Start of Dataset content
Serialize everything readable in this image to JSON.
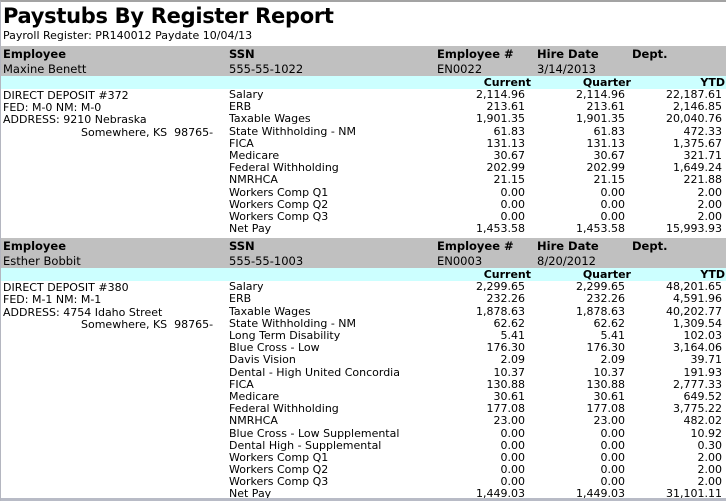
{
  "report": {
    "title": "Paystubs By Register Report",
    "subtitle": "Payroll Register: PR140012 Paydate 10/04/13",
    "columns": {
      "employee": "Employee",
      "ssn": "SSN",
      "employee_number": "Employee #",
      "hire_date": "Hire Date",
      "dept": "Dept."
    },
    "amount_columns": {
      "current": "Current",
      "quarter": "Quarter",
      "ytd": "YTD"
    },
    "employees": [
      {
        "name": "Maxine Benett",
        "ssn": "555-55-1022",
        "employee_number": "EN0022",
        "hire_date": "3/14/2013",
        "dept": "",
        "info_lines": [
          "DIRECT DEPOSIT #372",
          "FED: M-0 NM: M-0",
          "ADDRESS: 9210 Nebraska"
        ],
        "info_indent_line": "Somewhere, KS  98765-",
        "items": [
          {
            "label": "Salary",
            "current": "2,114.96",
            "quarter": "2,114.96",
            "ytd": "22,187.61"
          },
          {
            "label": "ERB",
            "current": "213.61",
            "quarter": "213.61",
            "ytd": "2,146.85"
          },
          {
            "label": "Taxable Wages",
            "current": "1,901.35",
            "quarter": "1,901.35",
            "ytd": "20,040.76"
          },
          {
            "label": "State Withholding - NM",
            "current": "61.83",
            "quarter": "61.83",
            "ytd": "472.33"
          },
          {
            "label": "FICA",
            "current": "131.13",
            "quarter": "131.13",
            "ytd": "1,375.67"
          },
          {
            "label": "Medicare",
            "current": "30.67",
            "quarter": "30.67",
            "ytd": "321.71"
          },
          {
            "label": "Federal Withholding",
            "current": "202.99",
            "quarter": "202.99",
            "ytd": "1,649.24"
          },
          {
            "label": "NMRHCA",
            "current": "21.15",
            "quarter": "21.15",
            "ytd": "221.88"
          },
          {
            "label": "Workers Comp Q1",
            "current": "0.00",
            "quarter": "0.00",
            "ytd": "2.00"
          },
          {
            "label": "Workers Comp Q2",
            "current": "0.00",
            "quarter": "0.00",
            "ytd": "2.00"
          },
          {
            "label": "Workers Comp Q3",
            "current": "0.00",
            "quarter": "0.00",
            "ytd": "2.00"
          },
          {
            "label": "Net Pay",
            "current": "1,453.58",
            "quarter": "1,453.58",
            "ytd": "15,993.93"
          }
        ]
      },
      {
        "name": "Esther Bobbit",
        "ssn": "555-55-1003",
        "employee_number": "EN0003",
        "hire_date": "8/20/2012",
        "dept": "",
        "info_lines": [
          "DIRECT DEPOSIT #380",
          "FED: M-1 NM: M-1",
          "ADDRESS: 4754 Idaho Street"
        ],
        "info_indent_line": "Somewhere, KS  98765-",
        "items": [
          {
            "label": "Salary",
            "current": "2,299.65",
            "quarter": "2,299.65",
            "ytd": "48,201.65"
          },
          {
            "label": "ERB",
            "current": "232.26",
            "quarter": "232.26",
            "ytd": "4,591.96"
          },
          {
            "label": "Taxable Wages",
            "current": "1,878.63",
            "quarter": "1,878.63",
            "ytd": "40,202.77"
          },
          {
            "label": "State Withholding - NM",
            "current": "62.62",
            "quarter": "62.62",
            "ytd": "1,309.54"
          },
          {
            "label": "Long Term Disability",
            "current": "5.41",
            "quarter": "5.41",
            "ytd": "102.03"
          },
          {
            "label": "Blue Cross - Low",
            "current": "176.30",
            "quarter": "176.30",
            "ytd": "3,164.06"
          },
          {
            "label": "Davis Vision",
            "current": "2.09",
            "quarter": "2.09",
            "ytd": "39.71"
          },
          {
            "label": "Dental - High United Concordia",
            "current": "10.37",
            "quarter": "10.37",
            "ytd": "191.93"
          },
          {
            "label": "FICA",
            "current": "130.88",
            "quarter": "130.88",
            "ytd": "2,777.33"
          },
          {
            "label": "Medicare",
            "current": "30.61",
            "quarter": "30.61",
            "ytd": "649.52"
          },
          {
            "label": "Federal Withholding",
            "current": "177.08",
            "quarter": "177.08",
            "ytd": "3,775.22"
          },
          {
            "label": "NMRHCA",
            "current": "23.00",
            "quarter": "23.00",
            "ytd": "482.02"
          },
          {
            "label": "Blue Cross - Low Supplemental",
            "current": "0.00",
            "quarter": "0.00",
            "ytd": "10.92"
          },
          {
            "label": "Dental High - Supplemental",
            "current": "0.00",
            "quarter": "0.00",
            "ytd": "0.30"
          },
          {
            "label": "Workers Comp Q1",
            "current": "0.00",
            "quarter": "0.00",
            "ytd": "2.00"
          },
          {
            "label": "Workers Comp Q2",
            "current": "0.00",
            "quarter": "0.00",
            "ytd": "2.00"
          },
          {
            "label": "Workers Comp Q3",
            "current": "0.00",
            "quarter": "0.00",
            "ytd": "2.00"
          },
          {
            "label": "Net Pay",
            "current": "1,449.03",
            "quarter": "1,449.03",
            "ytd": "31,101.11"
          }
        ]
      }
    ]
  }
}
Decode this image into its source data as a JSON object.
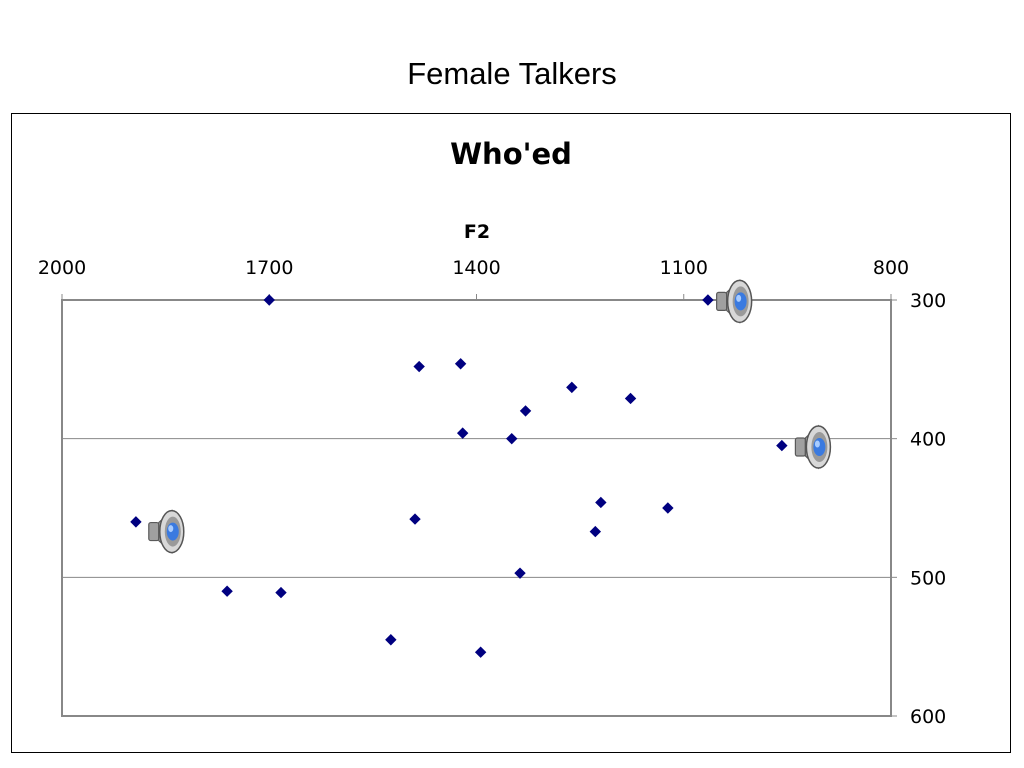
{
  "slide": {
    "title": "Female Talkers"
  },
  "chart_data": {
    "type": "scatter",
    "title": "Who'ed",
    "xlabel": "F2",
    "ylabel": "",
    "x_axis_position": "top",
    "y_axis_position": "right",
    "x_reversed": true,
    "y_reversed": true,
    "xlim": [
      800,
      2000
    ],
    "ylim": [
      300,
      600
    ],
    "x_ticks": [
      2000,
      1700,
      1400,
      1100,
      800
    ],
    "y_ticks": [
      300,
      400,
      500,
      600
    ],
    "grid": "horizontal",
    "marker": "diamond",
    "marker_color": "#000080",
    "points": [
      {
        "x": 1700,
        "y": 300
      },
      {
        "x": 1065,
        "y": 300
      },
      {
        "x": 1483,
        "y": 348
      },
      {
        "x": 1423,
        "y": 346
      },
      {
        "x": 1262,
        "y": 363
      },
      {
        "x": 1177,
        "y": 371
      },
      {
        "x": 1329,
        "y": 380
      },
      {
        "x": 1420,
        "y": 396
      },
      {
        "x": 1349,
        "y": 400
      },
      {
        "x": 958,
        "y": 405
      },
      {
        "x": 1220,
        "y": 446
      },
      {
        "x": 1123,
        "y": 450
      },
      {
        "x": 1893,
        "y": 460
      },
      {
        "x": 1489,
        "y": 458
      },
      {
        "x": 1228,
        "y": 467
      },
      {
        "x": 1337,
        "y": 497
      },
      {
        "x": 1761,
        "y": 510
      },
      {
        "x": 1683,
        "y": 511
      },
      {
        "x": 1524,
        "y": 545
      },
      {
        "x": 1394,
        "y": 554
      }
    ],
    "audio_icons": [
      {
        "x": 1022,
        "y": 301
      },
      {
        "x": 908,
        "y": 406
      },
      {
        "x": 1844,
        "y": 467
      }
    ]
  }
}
End of Dataset content
● **Request**
Pictures in the records should not appear in your copy, but everything else must be transcribed exactly.

● **Answer in full**
Serialize everything readable in this image to JSON.
{
  "report": {
    "title": "Paystubs By Register Report",
    "subtitle": "Payroll Register: PR140012 Paydate 10/04/13",
    "columns": {
      "employee": "Employee",
      "ssn": "SSN",
      "employee_number": "Employee #",
      "hire_date": "Hire Date",
      "dept": "Dept."
    },
    "amount_columns": {
      "current": "Current",
      "quarter": "Quarter",
      "ytd": "YTD"
    },
    "employees": [
      {
        "name": "Maxine Benett",
        "ssn": "555-55-1022",
        "employee_number": "EN0022",
        "hire_date": "3/14/2013",
        "dept": "",
        "info_lines": [
          "DIRECT DEPOSIT #372",
          "FED: M-0 NM: M-0",
          "ADDRESS: 9210 Nebraska"
        ],
        "info_indent_line": "Somewhere, KS  98765-",
        "items": [
          {
            "label": "Salary",
            "current": "2,114.96",
            "quarter": "2,114.96",
            "ytd": "22,187.61"
          },
          {
            "label": "ERB",
            "current": "213.61",
            "quarter": "213.61",
            "ytd": "2,146.85"
          },
          {
            "label": "Taxable Wages",
            "current": "1,901.35",
            "quarter": "1,901.35",
            "ytd": "20,040.76"
          },
          {
            "label": "State Withholding - NM",
            "current": "61.83",
            "quarter": "61.83",
            "ytd": "472.33"
          },
          {
            "label": "FICA",
            "current": "131.13",
            "quarter": "131.13",
            "ytd": "1,375.67"
          },
          {
            "label": "Medicare",
            "current": "30.67",
            "quarter": "30.67",
            "ytd": "321.71"
          },
          {
            "label": "Federal Withholding",
            "current": "202.99",
            "quarter": "202.99",
            "ytd": "1,649.24"
          },
          {
            "label": "NMRHCA",
            "current": "21.15",
            "quarter": "21.15",
            "ytd": "221.88"
          },
          {
            "label": "Workers Comp Q1",
            "current": "0.00",
            "quarter": "0.00",
            "ytd": "2.00"
          },
          {
            "label": "Workers Comp Q2",
            "current": "0.00",
            "quarter": "0.00",
            "ytd": "2.00"
          },
          {
            "label": "Workers Comp Q3",
            "current": "0.00",
            "quarter": "0.00",
            "ytd": "2.00"
          },
          {
            "label": "Net Pay",
            "current": "1,453.58",
            "quarter": "1,453.58",
            "ytd": "15,993.93"
          }
        ]
      },
      {
        "name": "Esther Bobbit",
        "ssn": "555-55-1003",
        "employee_number": "EN0003",
        "hire_date": "8/20/2012",
        "dept": "",
        "info_lines": [
          "DIRECT DEPOSIT #380",
          "FED: M-1 NM: M-1",
          "ADDRESS: 4754 Idaho Street"
        ],
        "info_indent_line": "Somewhere, KS  98765-",
        "items": [
          {
            "label": "Salary",
            "current": "2,299.65",
            "quarter": "2,299.65",
            "ytd": "48,201.65"
          },
          {
            "label": "ERB",
            "current": "232.26",
            "quarter": "232.26",
            "ytd": "4,591.96"
          },
          {
            "label": "Taxable Wages",
            "current": "1,878.63",
            "quarter": "1,878.63",
            "ytd": "40,202.77"
          },
          {
            "label": "State Withholding - NM",
            "current": "62.62",
            "quarter": "62.62",
            "ytd": "1,309.54"
          },
          {
            "label": "Long Term Disability",
            "current": "5.41",
            "quarter": "5.41",
            "ytd": "102.03"
          },
          {
            "label": "Blue Cross - Low",
            "current": "176.30",
            "quarter": "176.30",
            "ytd": "3,164.06"
          },
          {
            "label": "Davis Vision",
            "current": "2.09",
            "quarter": "2.09",
            "ytd": "39.71"
          },
          {
            "label": "Dental - High United Concordia",
            "current": "10.37",
            "quarter": "10.37",
            "ytd": "191.93"
          },
          {
            "label": "FICA",
            "current": "130.88",
            "quarter": "130.88",
            "ytd": "2,777.33"
          },
          {
            "label": "Medicare",
            "current": "30.61",
            "quarter": "30.61",
            "ytd": "649.52"
          },
          {
            "label": "Federal Withholding",
            "current": "177.08",
            "quarter": "177.08",
            "ytd": "3,775.22"
          },
          {
            "label": "NMRHCA",
            "current": "23.00",
            "quarter": "23.00",
            "ytd": "482.02"
          },
          {
            "label": "Blue Cross - Low Supplemental",
            "current": "0.00",
            "quarter": "0.00",
            "ytd": "10.92"
          },
          {
            "label": "Dental High - Supplemental",
            "current": "0.00",
            "quarter": "0.00",
            "ytd": "0.30"
          },
          {
            "label": "Workers Comp Q1",
            "current": "0.00",
            "quarter": "0.00",
            "ytd": "2.00"
          },
          {
            "label": "Workers Comp Q2",
            "current": "0.00",
            "quarter": "0.00",
            "ytd": "2.00"
          },
          {
            "label": "Workers Comp Q3",
            "current": "0.00",
            "quarter": "0.00",
            "ytd": "2.00"
          },
          {
            "label": "Net Pay",
            "current": "1,449.03",
            "quarter": "1,449.03",
            "ytd": "31,101.11"
          }
        ]
      }
    ]
  }
}
Decode this image into its source data as a JSON object.
{
  "slide": {
    "title": "Female Talkers"
  },
  "chart_data": {
    "type": "scatter",
    "title": "Who'ed",
    "xlabel": "F2",
    "ylabel": "",
    "x_axis_position": "top",
    "y_axis_position": "right",
    "x_reversed": true,
    "y_reversed": true,
    "xlim": [
      800,
      2000
    ],
    "ylim": [
      300,
      600
    ],
    "x_ticks": [
      2000,
      1700,
      1400,
      1100,
      800
    ],
    "y_ticks": [
      300,
      400,
      500,
      600
    ],
    "grid": "horizontal",
    "marker": "diamond",
    "marker_color": "#000080",
    "points": [
      {
        "x": 1700,
        "y": 300
      },
      {
        "x": 1065,
        "y": 300
      },
      {
        "x": 1483,
        "y": 348
      },
      {
        "x": 1423,
        "y": 346
      },
      {
        "x": 1262,
        "y": 363
      },
      {
        "x": 1177,
        "y": 371
      },
      {
        "x": 1329,
        "y": 380
      },
      {
        "x": 1420,
        "y": 396
      },
      {
        "x": 1349,
        "y": 400
      },
      {
        "x": 958,
        "y": 405
      },
      {
        "x": 1220,
        "y": 446
      },
      {
        "x": 1123,
        "y": 450
      },
      {
        "x": 1893,
        "y": 460
      },
      {
        "x": 1489,
        "y": 458
      },
      {
        "x": 1228,
        "y": 467
      },
      {
        "x": 1337,
        "y": 497
      },
      {
        "x": 1761,
        "y": 510
      },
      {
        "x": 1683,
        "y": 511
      },
      {
        "x": 1524,
        "y": 545
      },
      {
        "x": 1394,
        "y": 554
      }
    ],
    "audio_icons": [
      {
        "x": 1022,
        "y": 301
      },
      {
        "x": 908,
        "y": 406
      },
      {
        "x": 1844,
        "y": 467
      }
    ]
  }
}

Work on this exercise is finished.